== Written request ==
Where the word "如下图所示" occurs in a line, return that line.

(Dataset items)
☆ ☆ ☆ ☆ ☆ ☆ ☆

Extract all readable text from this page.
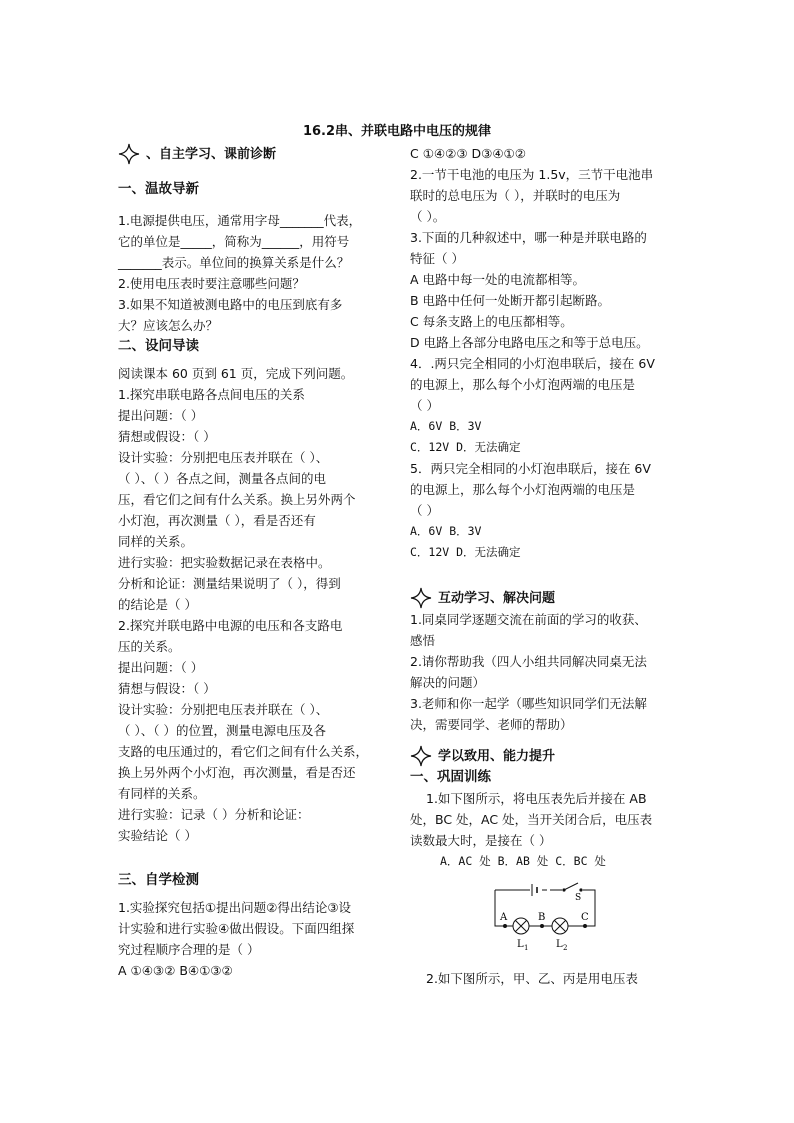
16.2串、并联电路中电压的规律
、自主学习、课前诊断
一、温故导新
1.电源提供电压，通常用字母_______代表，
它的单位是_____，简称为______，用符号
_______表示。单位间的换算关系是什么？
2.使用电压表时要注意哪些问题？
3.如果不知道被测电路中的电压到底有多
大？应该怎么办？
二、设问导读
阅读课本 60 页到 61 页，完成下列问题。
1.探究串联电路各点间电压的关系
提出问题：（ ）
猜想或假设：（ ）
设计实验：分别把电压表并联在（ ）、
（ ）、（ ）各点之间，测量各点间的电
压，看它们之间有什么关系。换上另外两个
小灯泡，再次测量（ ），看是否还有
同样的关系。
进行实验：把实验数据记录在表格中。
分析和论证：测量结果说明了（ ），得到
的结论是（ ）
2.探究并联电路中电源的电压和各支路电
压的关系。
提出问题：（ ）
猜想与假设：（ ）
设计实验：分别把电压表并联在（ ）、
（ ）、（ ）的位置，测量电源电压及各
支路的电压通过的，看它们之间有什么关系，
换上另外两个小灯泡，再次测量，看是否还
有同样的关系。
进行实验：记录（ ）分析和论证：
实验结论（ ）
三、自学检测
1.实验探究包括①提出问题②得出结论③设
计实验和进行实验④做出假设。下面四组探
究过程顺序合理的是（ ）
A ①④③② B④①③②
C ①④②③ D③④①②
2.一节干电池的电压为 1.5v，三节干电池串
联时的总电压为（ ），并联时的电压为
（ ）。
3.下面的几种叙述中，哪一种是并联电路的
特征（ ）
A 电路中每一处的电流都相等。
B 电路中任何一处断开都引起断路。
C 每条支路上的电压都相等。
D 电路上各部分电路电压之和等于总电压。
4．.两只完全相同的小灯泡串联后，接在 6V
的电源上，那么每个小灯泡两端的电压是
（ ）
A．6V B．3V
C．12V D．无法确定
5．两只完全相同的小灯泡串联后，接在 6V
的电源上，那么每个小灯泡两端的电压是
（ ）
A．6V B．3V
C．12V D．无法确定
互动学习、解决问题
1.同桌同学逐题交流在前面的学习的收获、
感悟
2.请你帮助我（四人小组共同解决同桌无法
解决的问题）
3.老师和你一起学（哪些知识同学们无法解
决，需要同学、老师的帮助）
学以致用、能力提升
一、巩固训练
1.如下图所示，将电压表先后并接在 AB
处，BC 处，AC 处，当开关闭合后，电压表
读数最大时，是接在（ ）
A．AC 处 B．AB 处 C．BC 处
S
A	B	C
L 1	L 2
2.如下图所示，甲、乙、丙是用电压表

☆ ☆ ☆ ☆ ☆ ☆ ☆

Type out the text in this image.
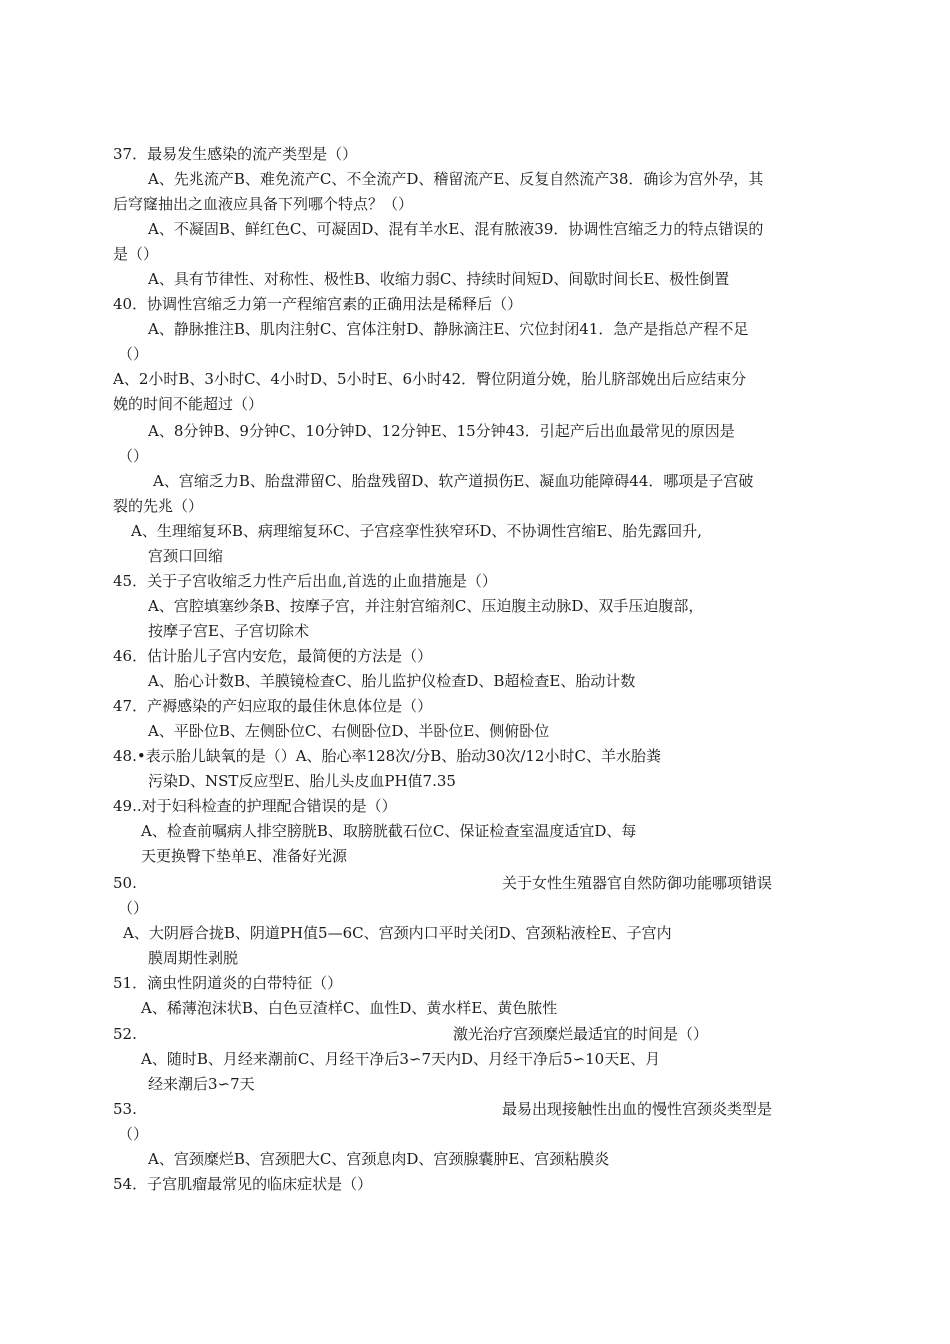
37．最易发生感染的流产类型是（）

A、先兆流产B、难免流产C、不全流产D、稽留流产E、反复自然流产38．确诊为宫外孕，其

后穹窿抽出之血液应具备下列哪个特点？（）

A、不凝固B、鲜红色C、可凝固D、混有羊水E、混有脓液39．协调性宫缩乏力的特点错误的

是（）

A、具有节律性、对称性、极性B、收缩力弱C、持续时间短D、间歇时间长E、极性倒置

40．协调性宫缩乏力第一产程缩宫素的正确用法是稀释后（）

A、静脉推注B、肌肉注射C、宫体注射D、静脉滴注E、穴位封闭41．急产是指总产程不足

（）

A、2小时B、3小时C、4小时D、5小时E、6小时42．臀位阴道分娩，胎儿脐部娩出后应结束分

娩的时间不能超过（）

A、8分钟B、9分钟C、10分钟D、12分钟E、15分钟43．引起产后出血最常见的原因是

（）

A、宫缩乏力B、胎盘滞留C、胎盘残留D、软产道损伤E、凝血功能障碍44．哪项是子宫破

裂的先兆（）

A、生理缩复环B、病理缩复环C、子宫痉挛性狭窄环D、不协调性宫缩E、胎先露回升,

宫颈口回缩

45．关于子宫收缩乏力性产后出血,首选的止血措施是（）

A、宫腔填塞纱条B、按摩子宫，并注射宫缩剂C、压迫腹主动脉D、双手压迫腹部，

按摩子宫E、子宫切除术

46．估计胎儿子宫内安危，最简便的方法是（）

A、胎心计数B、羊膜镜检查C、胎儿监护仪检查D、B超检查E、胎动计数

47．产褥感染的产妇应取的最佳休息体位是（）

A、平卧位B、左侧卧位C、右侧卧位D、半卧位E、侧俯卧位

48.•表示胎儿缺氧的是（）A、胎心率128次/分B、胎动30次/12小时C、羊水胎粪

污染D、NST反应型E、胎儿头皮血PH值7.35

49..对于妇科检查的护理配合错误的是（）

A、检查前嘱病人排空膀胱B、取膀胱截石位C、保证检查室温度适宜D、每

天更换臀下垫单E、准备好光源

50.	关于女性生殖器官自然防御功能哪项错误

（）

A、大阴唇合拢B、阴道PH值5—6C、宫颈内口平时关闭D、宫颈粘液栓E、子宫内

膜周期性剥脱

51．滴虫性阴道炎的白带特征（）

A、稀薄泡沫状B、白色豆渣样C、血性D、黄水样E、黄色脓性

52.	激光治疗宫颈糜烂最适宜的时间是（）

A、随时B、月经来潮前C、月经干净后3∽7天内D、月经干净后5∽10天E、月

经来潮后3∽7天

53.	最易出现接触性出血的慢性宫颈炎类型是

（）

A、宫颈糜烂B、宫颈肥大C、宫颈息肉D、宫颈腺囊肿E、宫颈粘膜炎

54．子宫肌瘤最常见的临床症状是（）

☆ ☆ ☆ ☆ ☆ ☆ ☆

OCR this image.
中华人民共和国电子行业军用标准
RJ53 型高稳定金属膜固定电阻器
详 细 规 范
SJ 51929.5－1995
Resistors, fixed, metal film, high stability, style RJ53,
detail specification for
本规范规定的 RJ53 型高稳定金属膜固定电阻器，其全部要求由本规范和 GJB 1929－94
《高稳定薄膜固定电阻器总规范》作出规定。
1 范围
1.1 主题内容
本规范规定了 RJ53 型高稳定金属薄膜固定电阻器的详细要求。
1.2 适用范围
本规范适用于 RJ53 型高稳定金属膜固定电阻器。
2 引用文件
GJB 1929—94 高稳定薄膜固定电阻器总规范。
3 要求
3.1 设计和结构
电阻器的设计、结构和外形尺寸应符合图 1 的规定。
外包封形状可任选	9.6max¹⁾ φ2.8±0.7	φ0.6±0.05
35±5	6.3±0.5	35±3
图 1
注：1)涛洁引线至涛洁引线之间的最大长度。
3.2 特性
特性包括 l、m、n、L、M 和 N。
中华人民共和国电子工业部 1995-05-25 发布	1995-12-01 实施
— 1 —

☆ ☆ ☆ ☆ ☆ ☆ ☆

== Solution to this problem ==
1.如下图所示，将电压表先后并接在 AB
2.如下图所示，甲、乙、丙是用电压表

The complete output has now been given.